(Page layout parsing data)
= Beginning of Section =

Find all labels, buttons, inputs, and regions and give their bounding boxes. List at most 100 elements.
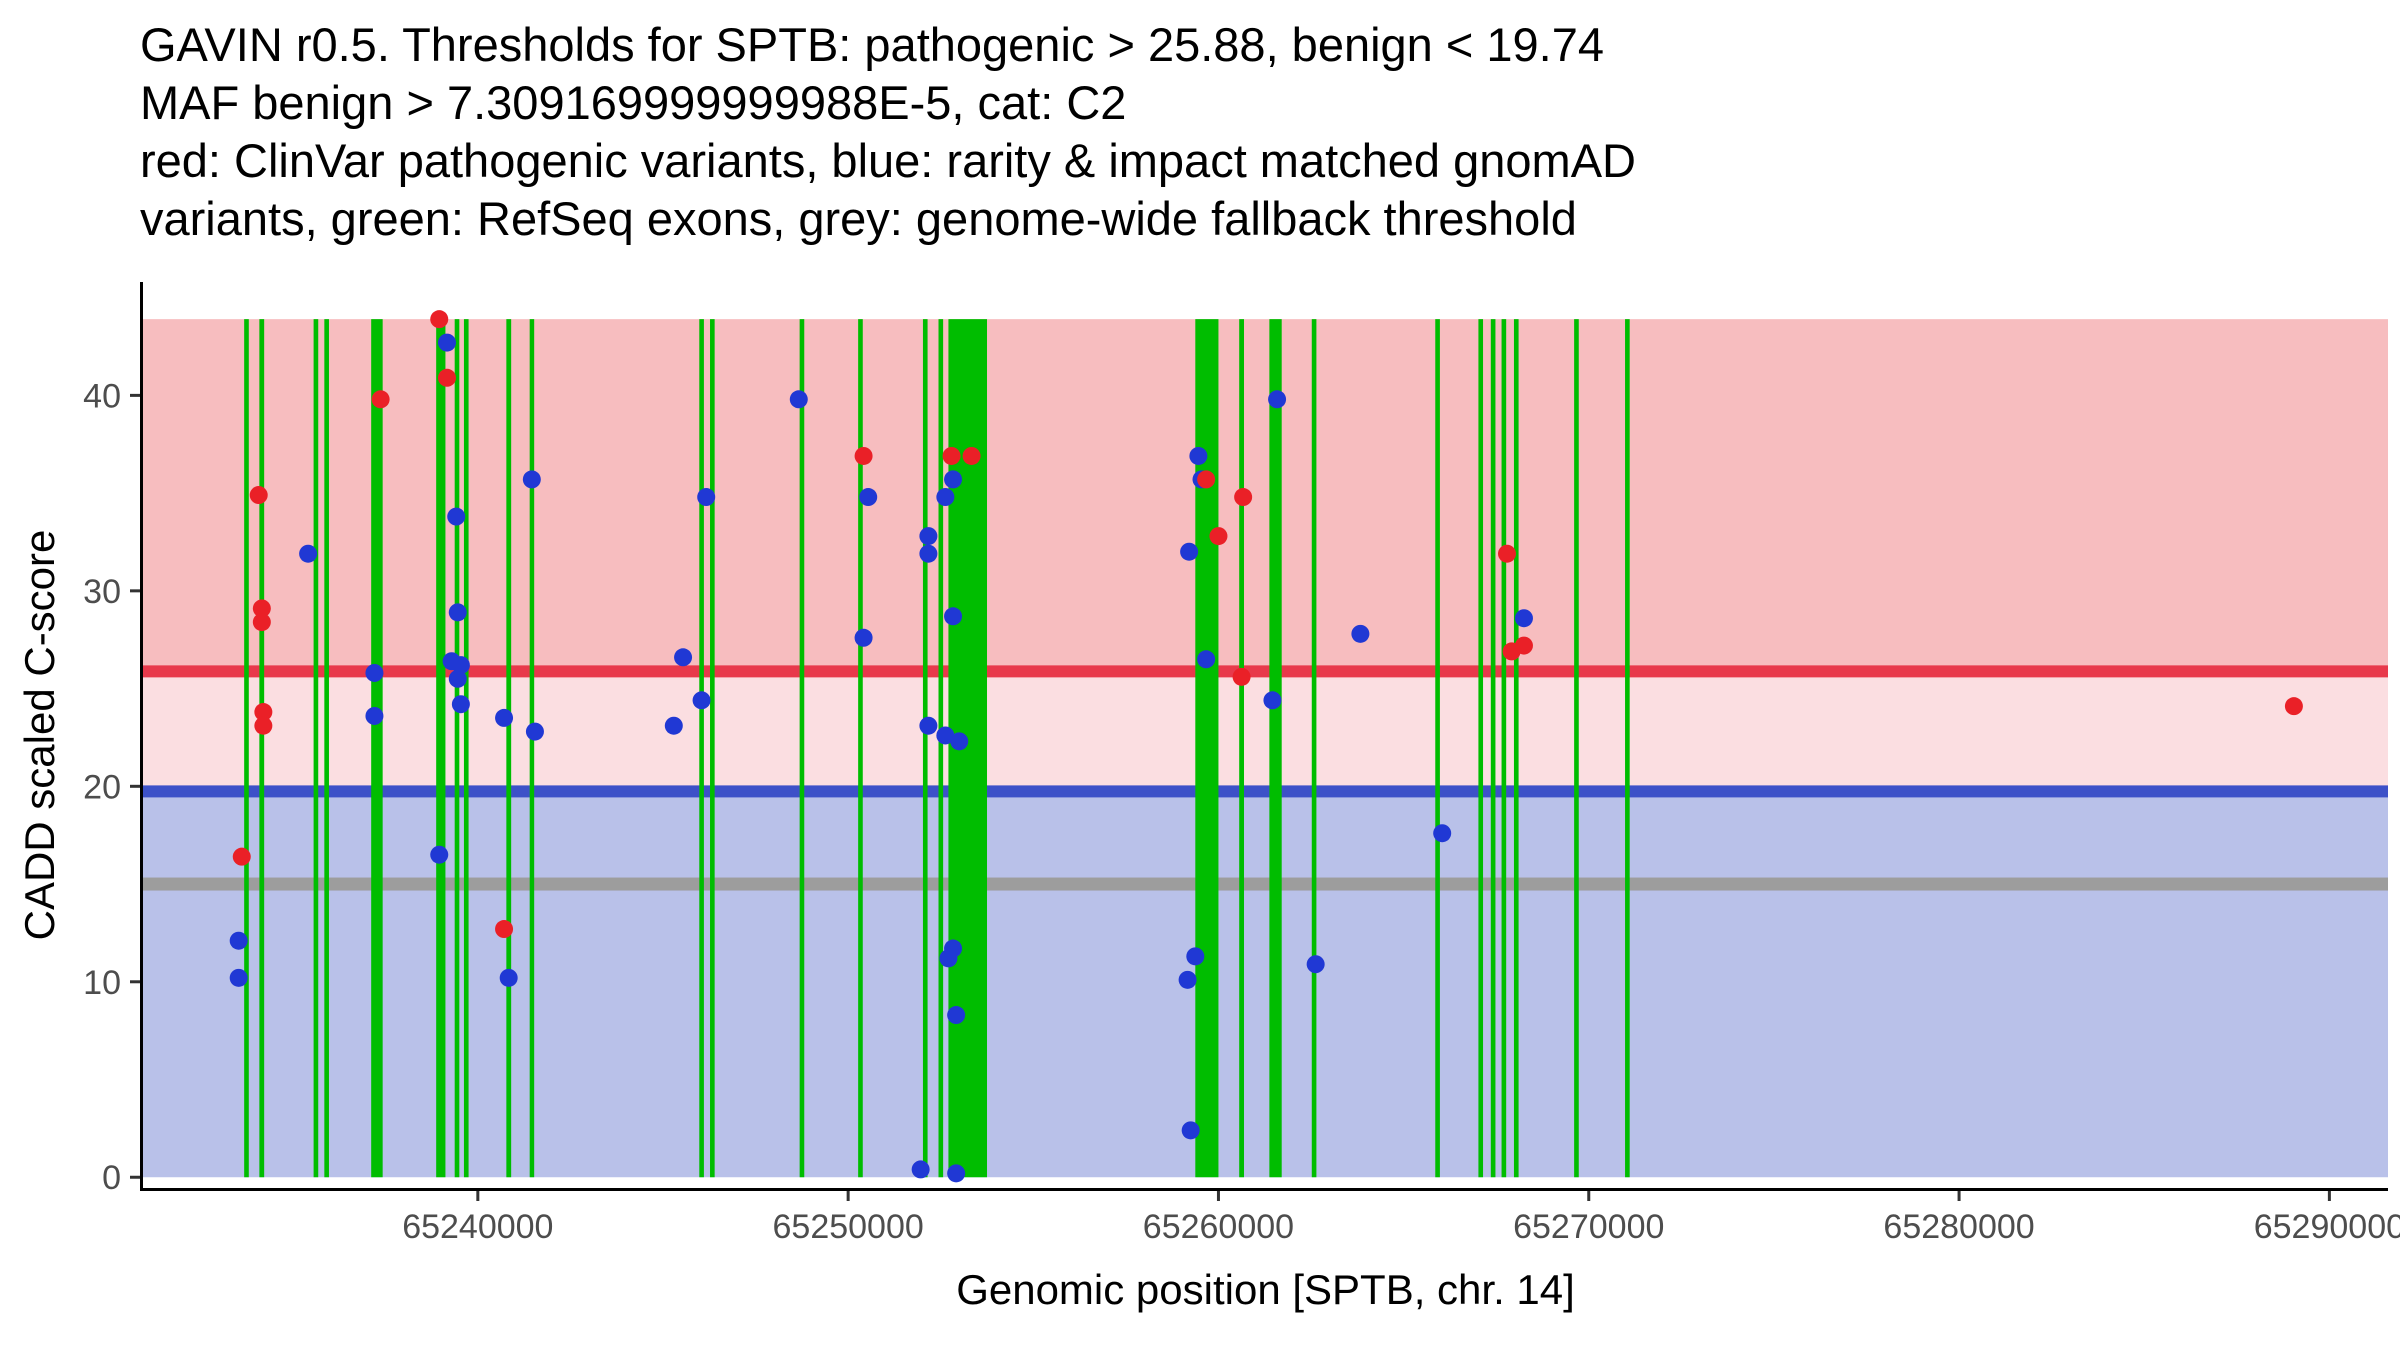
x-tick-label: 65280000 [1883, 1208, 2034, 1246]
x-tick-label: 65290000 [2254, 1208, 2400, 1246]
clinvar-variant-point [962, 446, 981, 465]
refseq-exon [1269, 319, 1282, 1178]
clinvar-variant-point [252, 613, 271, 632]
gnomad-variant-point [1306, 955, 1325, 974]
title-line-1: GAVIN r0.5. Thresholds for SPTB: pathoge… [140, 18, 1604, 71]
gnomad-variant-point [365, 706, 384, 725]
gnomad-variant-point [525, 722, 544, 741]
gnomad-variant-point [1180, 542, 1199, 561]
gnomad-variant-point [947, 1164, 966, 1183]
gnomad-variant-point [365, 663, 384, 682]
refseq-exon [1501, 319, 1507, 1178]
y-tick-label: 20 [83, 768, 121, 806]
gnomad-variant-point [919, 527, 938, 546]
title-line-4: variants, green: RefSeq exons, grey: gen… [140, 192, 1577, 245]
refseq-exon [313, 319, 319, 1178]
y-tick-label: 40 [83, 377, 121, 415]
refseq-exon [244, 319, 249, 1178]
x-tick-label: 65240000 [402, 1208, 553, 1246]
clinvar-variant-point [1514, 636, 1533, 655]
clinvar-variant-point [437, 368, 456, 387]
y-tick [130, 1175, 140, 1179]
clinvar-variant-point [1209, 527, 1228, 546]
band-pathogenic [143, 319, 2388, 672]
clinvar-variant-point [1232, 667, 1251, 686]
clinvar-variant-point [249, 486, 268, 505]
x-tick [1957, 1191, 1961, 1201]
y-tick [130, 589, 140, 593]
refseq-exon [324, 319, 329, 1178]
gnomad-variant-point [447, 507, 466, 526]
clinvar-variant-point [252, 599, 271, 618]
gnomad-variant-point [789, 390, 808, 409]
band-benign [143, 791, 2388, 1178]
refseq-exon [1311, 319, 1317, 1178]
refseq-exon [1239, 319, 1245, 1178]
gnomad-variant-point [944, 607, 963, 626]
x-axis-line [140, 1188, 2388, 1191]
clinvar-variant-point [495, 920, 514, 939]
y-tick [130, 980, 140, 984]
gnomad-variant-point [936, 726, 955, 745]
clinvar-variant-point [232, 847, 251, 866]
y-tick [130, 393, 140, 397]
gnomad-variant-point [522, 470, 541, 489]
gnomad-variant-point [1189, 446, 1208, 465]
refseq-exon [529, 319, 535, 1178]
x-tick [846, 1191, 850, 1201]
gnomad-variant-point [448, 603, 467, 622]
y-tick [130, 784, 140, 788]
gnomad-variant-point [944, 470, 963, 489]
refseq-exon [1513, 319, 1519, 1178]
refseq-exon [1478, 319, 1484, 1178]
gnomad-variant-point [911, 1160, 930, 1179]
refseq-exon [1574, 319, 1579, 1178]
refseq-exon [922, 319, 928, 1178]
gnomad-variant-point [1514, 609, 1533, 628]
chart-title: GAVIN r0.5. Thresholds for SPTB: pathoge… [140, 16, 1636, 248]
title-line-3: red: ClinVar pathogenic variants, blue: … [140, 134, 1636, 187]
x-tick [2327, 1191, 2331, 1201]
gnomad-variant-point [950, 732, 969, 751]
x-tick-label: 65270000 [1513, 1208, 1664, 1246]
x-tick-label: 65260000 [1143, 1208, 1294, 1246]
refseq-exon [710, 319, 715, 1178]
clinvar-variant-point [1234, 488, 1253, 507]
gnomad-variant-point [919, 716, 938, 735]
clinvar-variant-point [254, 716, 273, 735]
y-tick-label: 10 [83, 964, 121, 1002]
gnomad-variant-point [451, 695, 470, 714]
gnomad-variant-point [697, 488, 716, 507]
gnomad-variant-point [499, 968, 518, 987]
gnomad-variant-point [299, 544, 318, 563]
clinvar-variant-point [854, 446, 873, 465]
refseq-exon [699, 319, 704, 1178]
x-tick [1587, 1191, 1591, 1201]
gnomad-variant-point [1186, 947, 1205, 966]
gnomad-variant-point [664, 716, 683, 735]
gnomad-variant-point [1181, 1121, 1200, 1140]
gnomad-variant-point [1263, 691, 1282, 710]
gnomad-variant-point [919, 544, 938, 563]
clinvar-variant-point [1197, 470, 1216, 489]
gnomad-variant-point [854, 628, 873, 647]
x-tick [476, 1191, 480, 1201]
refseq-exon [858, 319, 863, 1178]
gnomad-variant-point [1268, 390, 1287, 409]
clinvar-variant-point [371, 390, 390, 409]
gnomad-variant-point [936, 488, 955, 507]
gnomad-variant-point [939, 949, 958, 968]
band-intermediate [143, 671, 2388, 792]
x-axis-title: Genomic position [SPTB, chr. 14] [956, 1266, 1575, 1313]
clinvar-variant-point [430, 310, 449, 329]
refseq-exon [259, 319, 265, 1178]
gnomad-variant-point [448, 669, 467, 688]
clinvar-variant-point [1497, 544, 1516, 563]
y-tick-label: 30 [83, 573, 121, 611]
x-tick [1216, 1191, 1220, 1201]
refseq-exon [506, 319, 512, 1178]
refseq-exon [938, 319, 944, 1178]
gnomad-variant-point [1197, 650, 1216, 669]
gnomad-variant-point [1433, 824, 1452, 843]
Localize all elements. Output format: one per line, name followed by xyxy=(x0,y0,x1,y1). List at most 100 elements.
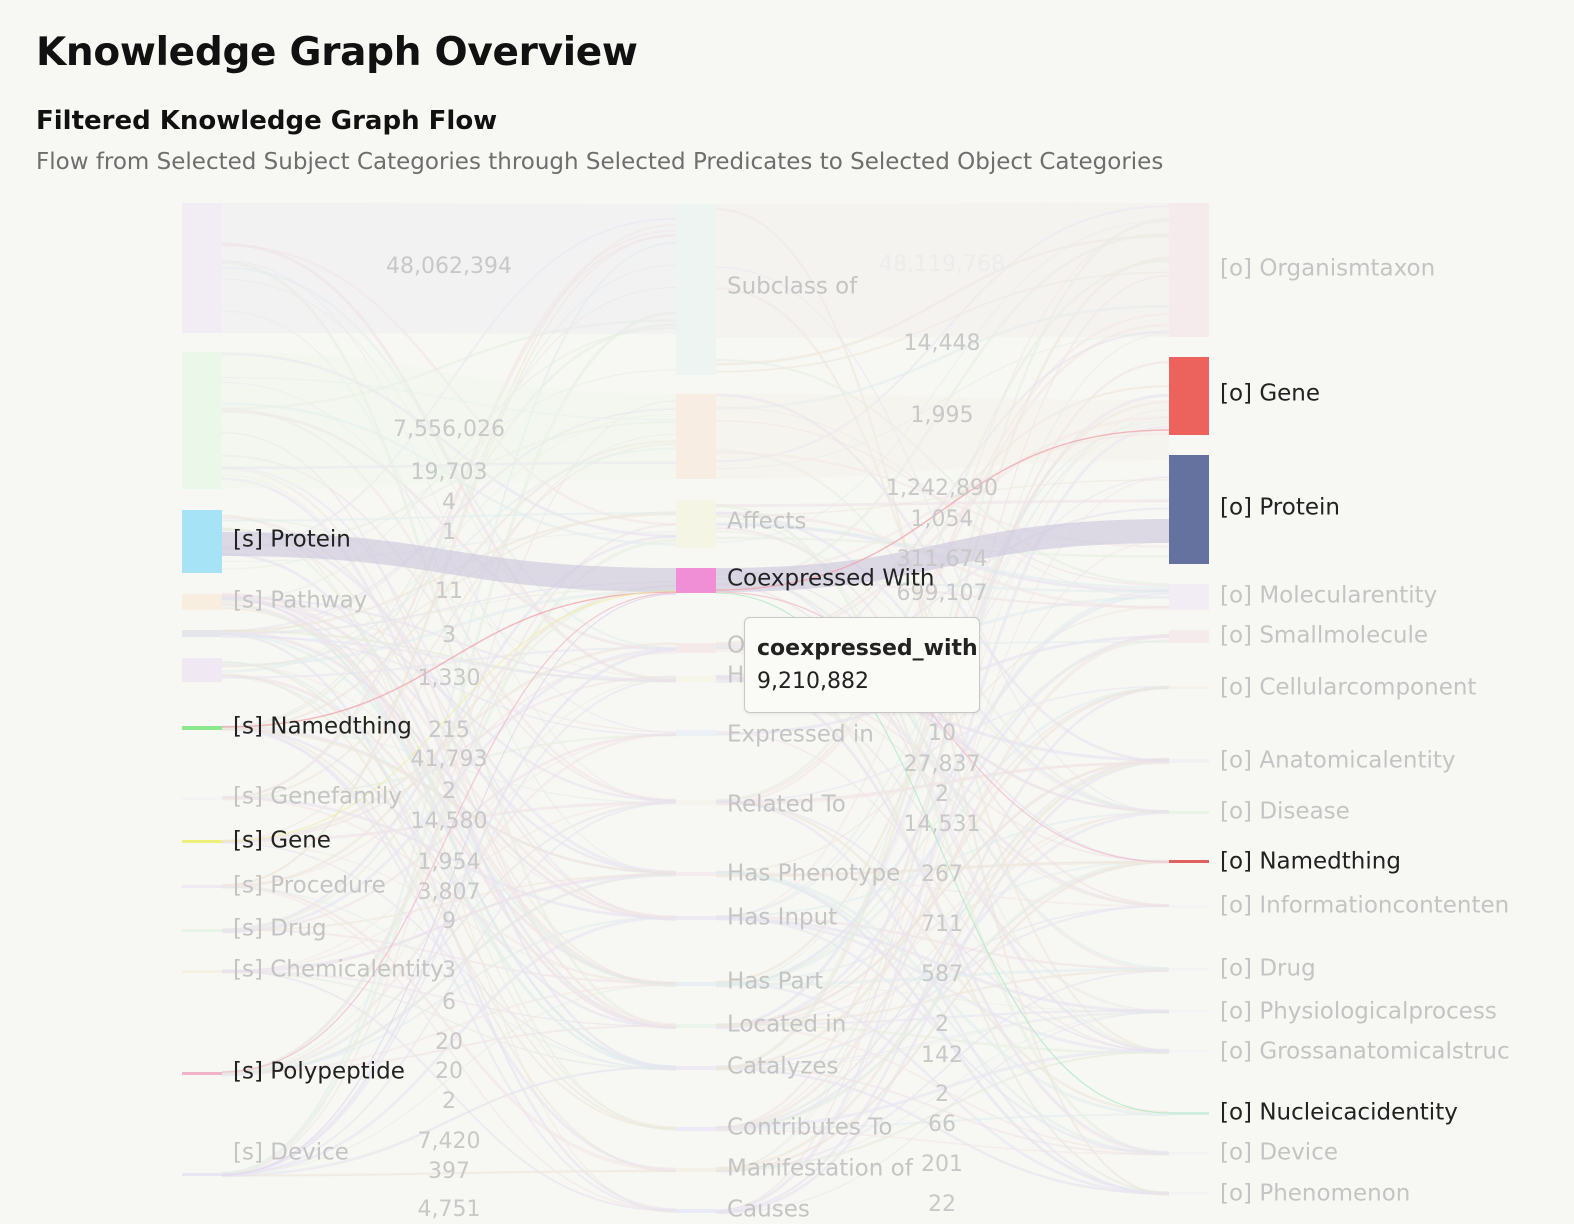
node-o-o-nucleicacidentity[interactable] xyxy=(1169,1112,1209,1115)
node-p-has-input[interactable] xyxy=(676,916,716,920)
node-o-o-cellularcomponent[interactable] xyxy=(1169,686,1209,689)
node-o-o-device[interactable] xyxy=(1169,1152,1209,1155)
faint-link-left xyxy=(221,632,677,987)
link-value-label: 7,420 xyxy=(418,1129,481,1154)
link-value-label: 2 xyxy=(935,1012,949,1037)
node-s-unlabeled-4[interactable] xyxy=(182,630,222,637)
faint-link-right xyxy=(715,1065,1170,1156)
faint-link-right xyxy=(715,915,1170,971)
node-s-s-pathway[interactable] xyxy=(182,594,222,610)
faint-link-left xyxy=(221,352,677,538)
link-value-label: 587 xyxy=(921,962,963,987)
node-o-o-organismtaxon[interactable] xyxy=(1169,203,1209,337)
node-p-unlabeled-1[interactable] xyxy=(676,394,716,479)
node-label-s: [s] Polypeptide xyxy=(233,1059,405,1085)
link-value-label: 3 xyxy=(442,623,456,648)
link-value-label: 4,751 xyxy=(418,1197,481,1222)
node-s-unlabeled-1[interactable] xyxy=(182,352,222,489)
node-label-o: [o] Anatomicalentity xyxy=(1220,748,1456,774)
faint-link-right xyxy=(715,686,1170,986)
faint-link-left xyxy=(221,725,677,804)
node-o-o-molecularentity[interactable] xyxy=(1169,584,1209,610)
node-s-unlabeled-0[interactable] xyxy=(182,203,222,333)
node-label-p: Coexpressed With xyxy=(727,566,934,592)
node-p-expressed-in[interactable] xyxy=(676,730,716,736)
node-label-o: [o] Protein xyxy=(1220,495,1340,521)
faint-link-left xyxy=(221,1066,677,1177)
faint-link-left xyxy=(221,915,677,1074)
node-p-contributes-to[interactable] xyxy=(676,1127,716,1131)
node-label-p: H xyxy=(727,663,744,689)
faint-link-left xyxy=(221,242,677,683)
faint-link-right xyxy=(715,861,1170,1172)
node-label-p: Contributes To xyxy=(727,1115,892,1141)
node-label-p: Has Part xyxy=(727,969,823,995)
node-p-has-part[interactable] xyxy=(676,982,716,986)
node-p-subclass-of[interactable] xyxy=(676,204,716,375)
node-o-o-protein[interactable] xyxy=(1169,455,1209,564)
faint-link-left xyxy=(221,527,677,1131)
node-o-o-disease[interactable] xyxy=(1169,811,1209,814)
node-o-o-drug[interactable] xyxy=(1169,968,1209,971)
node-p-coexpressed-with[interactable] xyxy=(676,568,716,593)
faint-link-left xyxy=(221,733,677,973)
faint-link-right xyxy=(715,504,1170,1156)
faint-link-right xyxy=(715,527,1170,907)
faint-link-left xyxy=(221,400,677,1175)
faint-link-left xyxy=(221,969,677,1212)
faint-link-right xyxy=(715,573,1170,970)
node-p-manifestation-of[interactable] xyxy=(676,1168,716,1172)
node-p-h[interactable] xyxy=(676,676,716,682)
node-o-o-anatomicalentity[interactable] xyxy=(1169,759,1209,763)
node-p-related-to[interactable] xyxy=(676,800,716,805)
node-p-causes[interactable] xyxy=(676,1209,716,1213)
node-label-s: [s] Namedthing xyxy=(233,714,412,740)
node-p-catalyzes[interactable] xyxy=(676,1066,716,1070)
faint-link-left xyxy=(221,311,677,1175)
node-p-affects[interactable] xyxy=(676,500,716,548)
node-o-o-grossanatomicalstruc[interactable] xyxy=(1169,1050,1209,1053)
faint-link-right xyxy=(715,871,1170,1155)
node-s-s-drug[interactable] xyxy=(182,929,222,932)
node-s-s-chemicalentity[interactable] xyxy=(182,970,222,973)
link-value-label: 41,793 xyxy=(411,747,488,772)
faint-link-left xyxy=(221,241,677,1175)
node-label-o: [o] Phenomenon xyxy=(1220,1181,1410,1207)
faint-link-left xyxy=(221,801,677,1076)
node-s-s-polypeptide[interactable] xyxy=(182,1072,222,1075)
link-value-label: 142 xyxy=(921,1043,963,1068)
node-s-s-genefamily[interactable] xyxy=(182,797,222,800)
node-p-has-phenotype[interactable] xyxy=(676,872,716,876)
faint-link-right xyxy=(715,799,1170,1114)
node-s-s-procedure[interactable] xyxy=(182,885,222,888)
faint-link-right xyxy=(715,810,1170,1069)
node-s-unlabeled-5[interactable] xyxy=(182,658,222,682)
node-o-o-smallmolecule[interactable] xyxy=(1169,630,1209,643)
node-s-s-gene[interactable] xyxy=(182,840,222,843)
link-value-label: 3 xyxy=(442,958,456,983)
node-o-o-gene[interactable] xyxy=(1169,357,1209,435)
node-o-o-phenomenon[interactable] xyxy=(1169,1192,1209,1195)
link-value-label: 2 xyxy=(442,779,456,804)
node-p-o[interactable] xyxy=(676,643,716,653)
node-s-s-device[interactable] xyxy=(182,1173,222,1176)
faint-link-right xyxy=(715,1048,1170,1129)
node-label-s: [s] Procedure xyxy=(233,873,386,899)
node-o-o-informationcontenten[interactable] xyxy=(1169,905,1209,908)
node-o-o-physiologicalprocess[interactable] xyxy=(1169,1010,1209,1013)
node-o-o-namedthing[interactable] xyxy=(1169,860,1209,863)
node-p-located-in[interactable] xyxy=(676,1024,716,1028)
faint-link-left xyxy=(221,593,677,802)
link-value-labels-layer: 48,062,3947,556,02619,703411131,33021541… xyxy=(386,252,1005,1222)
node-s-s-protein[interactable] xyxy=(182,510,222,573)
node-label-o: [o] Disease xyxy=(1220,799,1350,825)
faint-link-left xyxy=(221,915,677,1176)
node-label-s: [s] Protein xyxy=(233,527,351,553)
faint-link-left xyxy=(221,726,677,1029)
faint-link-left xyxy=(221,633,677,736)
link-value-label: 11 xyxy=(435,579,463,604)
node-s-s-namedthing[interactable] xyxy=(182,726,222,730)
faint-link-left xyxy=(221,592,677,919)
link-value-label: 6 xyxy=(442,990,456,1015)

= End of Section =

TASK PROMPT -
Your answer should consist of the lines above that hold the word "value", copied exactly.

EXPECTED ANSWER -
link-value-label: 7,420 xyxy=(418,1129,481,1154)
link-value-label: 2 xyxy=(935,1012,949,1037)
link-value-label: 587 xyxy=(921,962,963,987)
link-value-label: 3 xyxy=(442,623,456,648)
link-value-label: 4,751 xyxy=(418,1197,481,1222)
link-value-label: 41,793 xyxy=(411,747,488,772)
link-value-label: 142 xyxy=(921,1043,963,1068)
link-value-label: 3 xyxy=(442,958,456,983)
link-value-label: 2 xyxy=(442,779,456,804)
link-value-labels-layer: 48,062,3947,556,02619,703411131,33021541… xyxy=(386,252,1005,1222)
link-value-label: 11 xyxy=(435,579,463,604)
link-value-label: 6 xyxy=(442,990,456,1015)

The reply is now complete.